◆ **Directions**
Find each line in the following listing that has the string "Indian", then state the count and nothing else.

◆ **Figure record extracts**
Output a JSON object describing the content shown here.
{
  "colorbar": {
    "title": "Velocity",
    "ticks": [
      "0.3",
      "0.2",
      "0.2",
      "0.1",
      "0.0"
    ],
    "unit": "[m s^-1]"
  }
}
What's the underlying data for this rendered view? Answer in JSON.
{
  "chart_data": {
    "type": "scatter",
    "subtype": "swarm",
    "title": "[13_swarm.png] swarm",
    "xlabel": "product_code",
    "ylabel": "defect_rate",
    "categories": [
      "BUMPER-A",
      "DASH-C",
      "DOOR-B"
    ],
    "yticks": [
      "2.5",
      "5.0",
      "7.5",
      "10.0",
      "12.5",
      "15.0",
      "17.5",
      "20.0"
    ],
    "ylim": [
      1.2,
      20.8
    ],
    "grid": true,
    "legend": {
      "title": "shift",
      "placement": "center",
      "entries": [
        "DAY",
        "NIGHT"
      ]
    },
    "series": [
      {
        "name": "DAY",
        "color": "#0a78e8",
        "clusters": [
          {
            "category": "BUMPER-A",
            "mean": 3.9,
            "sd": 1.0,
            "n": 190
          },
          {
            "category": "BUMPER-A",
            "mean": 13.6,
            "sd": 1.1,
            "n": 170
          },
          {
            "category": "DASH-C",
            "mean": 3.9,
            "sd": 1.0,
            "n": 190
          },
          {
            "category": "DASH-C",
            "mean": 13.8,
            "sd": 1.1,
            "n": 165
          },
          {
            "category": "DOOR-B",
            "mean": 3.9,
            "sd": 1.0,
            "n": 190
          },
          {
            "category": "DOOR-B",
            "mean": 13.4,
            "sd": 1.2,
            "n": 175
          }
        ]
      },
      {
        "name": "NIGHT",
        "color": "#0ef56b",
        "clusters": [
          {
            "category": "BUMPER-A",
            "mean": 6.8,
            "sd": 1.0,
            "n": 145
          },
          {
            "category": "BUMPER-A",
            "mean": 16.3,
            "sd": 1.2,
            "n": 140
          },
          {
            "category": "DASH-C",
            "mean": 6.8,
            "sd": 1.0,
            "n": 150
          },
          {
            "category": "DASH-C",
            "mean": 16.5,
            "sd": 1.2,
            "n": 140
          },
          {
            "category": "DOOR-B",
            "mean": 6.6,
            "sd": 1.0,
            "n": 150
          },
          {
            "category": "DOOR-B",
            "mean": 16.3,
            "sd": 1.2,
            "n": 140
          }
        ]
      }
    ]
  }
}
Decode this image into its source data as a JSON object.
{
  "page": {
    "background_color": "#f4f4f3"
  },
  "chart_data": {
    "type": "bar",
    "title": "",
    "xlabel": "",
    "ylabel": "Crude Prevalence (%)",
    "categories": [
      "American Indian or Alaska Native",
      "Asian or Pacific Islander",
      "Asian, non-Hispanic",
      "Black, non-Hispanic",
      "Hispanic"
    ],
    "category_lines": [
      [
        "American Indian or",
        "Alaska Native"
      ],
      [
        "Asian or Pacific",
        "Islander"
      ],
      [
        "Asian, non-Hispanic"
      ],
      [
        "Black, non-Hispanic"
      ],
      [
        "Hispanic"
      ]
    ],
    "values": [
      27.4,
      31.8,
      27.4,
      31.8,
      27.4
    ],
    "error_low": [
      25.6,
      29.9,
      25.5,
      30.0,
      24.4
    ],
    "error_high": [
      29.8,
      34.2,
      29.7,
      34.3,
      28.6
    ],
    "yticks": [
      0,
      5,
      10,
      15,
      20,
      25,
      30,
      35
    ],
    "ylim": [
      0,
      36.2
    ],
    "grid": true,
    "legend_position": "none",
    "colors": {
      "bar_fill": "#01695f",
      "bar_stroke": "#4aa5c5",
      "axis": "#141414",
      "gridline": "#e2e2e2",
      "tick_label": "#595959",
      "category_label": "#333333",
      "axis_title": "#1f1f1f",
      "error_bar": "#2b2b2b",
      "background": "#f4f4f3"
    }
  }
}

◆ **Output of the task**
2